Print out each entry below exactly, please.
═══
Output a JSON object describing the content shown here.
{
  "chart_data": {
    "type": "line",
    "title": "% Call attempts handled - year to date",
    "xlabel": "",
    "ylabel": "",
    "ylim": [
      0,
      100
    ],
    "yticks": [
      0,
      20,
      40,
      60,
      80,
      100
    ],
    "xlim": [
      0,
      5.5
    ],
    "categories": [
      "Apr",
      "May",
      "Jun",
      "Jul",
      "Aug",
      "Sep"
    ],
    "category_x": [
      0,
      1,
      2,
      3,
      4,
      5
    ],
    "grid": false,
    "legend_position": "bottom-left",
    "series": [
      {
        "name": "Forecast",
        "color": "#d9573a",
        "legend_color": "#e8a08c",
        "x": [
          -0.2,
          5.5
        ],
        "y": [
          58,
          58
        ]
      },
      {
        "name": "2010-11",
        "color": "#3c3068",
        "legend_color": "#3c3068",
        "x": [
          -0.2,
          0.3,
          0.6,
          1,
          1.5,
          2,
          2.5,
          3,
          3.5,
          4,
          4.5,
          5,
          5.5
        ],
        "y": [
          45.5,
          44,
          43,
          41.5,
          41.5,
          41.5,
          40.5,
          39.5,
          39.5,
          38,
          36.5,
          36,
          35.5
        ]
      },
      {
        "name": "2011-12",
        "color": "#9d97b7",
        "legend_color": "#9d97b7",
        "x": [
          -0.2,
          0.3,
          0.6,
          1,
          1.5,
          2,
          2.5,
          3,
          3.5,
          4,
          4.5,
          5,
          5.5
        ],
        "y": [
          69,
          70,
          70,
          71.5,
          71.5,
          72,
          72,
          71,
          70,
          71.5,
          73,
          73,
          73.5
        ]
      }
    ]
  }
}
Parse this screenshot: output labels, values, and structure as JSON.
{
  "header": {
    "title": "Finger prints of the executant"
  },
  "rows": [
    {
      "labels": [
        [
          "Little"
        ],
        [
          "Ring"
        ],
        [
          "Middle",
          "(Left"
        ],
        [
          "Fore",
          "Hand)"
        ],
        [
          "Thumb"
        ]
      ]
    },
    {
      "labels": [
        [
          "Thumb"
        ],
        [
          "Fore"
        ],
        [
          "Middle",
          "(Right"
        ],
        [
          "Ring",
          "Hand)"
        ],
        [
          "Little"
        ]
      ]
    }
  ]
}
═══
#### TASK RESULT:
Output a JSON object describing the content shown here.
{
  "chart_data": {
    "type": "line",
    "title": "% Call attempts handled - year to date",
    "xlabel": "",
    "ylabel": "",
    "ylim": [
      0,
      100
    ],
    "yticks": [
      0,
      20,
      40,
      60,
      80,
      100
    ],
    "xlim": [
      0,
      5.5
    ],
    "categories": [
      "Apr",
      "May",
      "Jun",
      "Jul",
      "Aug",
      "Sep"
    ],
    "category_x": [
      0,
      1,
      2,
      3,
      4,
      5
    ],
    "grid": false,
    "legend_position": "bottom-left",
    "series": [
      {
        "name": "Forecast",
        "color": "#d9573a",
        "legend_color": "#e8a08c",
        "x": [
          -0.2,
          5.5
        ],
        "y": [
          58,
          58
        ]
      },
      {
        "name": "2010-11",
        "color": "#3c3068",
        "legend_color": "#3c3068",
        "x": [
          -0.2,
          0.3,
          0.6,
          1,
          1.5,
          2,
          2.5,
          3,
          3.5,
          4,
          4.5,
          5,
          5.5
        ],
        "y": [
          45.5,
          44,
          43,
          41.5,
          41.5,
          41.5,
          40.5,
          39.5,
          39.5,
          38,
          36.5,
          36,
          35.5
        ]
      },
      {
        "name": "2011-12",
        "color": "#9d97b7",
        "legend_color": "#9d97b7",
        "x": [
          -0.2,
          0.3,
          0.6,
          1,
          1.5,
          2,
          2.5,
          3,
          3.5,
          4,
          4.5,
          5,
          5.5
        ],
        "y": [
          69,
          70,
          70,
          71.5,
          71.5,
          72,
          72,
          71,
          70,
          71.5,
          73,
          73,
          73.5
        ]
      }
    ]
  }
}
Parse this screenshot: output labels, values, and structure as JSON.
{
  "header": {
    "title": "Finger prints of the executant"
  },
  "rows": [
    {
      "labels": [
        [
          "Little"
        ],
        [
          "Ring"
        ],
        [
          "Middle",
          "(Left"
        ],
        [
          "Fore",
          "Hand)"
        ],
        [
          "Thumb"
        ]
      ]
    },
    {
      "labels": [
        [
          "Thumb"
        ],
        [
          "Fore"
        ],
        [
          "Middle",
          "(Right"
        ],
        [
          "Ring",
          "Hand)"
        ],
        [
          "Little"
        ]
      ]
    }
  ]
}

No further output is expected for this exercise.